------ Information shown

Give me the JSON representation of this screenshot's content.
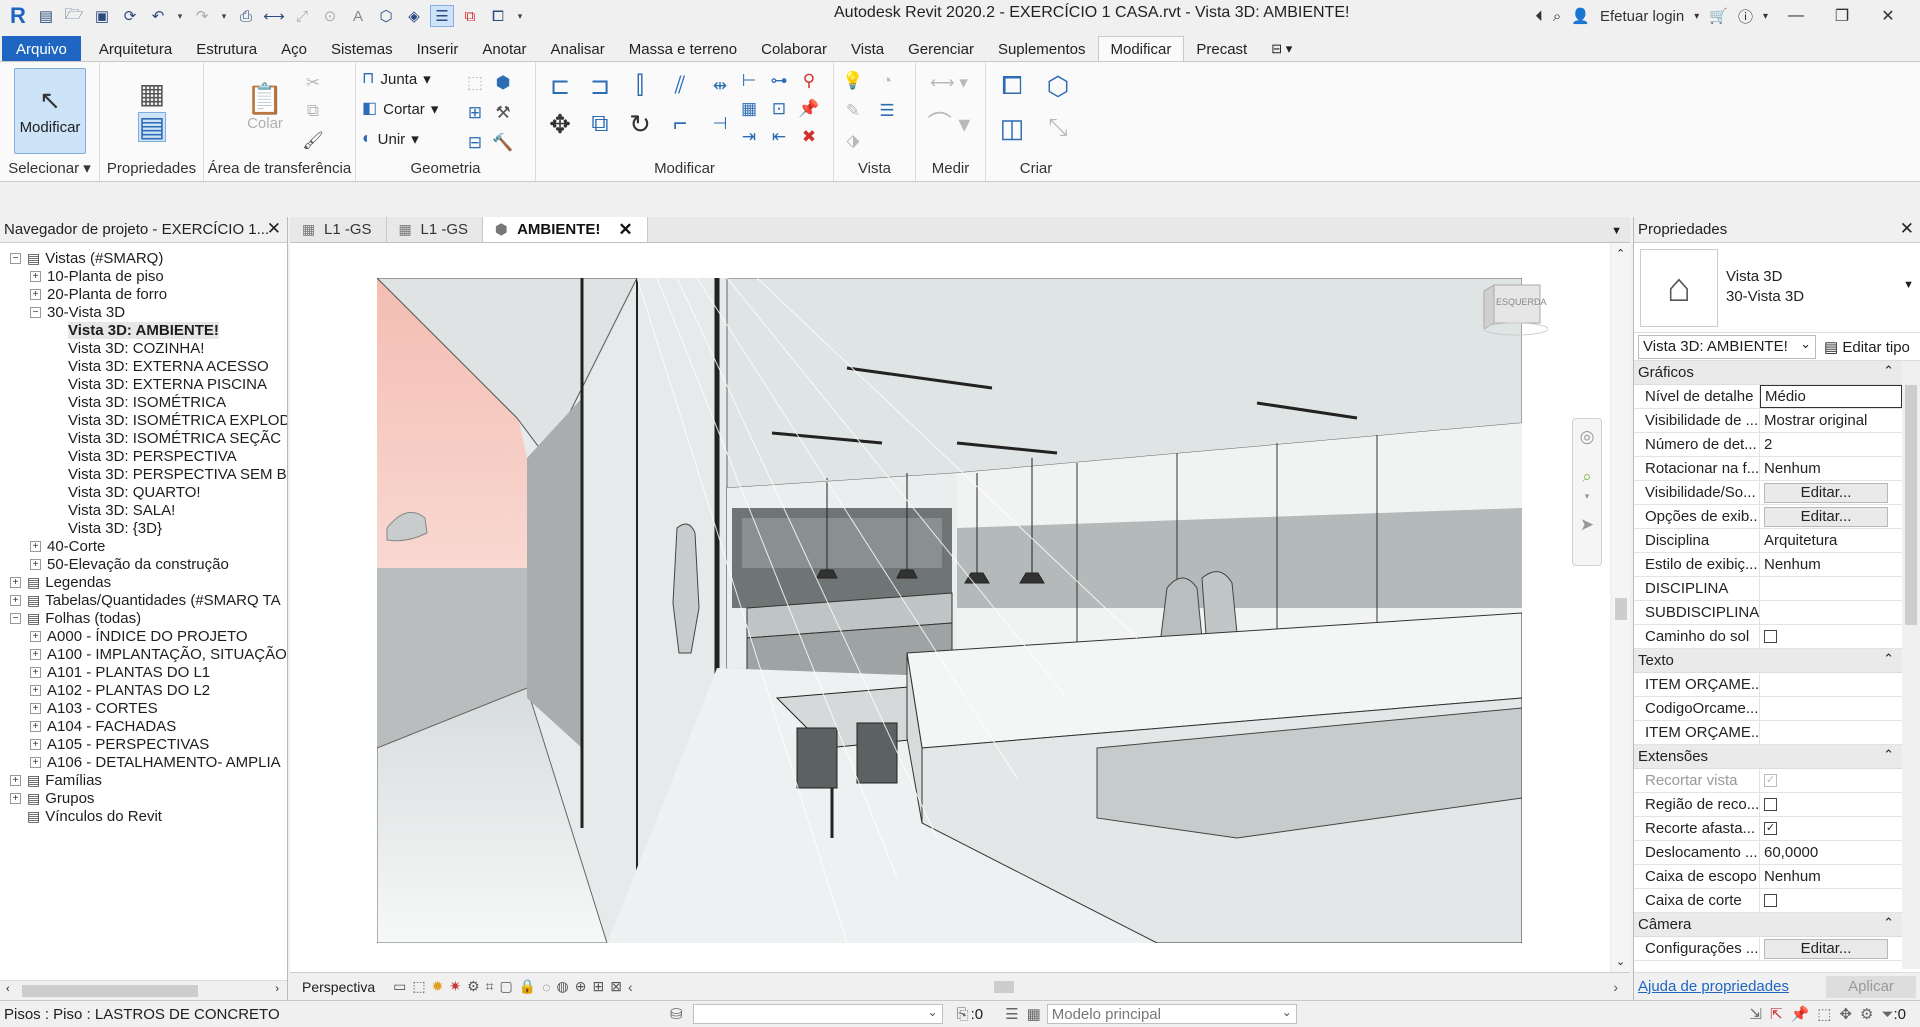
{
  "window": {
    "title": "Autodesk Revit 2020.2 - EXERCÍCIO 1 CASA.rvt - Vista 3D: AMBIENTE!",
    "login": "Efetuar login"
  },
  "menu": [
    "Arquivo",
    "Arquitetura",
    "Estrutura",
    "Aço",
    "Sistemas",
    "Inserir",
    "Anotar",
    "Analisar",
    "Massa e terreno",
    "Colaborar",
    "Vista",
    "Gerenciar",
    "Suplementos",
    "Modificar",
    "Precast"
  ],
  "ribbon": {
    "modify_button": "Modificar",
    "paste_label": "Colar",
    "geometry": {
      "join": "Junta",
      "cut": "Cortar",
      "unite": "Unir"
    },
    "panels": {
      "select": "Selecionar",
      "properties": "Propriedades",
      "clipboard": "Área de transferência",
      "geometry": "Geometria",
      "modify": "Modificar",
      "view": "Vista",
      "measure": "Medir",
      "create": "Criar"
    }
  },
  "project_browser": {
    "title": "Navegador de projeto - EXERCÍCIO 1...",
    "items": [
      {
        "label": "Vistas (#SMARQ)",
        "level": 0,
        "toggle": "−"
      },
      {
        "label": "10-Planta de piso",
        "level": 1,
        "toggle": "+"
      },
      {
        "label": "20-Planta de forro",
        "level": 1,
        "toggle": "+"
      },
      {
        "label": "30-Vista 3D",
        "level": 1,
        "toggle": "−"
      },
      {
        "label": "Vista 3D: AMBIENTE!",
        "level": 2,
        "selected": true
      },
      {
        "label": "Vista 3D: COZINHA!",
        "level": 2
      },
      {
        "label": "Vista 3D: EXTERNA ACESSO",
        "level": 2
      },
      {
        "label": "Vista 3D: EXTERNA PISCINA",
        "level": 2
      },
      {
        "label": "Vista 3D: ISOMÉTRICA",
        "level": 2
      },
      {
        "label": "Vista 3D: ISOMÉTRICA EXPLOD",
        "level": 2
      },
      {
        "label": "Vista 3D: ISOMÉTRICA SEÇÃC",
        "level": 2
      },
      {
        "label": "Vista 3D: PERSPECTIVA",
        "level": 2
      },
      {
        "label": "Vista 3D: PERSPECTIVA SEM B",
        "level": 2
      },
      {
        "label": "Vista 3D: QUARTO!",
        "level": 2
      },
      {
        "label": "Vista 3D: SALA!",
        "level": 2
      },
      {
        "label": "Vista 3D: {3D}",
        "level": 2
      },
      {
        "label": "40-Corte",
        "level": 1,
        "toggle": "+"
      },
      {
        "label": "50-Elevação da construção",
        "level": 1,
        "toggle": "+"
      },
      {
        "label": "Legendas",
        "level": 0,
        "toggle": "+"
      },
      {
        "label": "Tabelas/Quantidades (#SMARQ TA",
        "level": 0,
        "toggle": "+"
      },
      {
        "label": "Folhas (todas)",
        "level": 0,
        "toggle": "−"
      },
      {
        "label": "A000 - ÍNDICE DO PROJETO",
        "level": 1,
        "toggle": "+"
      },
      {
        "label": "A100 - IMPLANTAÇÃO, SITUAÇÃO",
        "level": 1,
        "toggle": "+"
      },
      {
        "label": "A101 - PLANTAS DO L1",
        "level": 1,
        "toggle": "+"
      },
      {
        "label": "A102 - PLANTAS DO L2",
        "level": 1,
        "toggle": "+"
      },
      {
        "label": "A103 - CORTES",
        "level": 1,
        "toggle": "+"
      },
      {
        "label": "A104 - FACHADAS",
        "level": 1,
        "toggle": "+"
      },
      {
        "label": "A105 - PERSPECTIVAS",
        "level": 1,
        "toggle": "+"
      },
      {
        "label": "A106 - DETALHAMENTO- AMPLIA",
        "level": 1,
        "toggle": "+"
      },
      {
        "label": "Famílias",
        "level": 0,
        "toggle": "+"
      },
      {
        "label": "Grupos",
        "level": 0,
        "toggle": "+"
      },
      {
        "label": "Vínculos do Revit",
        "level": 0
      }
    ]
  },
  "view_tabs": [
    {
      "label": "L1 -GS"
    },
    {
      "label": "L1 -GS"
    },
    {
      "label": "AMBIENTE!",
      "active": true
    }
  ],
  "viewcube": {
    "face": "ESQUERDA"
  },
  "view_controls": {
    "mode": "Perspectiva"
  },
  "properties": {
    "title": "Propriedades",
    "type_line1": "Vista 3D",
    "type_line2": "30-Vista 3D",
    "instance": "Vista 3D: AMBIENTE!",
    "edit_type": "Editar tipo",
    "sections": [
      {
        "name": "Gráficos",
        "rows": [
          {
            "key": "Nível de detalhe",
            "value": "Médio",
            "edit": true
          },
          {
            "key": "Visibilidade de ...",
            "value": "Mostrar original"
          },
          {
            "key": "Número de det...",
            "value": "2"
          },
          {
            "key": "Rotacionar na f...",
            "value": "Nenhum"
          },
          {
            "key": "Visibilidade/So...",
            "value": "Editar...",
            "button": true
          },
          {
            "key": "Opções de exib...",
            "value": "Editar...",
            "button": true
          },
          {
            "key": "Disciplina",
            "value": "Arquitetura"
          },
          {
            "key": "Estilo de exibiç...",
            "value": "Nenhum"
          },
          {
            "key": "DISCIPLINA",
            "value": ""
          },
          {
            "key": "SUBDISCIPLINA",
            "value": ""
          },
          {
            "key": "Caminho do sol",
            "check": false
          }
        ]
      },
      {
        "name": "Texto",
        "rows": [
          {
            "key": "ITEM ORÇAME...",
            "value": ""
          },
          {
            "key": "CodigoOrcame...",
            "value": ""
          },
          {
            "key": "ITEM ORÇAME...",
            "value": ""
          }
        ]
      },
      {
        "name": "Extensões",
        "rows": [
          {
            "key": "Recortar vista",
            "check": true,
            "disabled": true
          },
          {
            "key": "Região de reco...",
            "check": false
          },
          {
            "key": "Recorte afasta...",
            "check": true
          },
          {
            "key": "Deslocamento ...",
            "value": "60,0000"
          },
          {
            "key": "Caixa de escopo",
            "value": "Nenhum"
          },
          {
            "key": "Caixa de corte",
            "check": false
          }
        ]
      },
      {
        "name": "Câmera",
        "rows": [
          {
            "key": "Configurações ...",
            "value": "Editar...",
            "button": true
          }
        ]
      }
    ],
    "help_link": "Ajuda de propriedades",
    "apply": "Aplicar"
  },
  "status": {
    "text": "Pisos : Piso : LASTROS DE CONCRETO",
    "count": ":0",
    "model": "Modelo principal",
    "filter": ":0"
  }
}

------------
------ Information shown

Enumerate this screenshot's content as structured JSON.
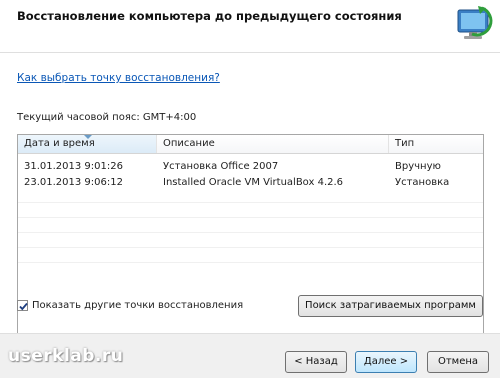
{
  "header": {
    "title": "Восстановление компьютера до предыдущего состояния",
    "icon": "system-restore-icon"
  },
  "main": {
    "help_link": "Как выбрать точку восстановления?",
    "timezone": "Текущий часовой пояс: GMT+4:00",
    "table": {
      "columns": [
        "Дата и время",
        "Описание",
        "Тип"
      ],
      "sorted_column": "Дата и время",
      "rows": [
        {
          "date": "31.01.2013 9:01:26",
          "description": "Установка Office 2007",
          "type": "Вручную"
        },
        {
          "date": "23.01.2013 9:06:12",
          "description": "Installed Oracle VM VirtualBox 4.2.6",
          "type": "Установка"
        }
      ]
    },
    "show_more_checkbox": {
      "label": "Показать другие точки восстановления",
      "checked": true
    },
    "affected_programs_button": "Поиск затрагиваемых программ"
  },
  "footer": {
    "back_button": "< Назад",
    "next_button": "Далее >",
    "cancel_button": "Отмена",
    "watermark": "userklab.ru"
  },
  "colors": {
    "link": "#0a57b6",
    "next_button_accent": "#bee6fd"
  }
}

------------

*Exercise directions:* Search the lines for the word "name" and report how many contain it, by number only.

*Exercise solution:* 4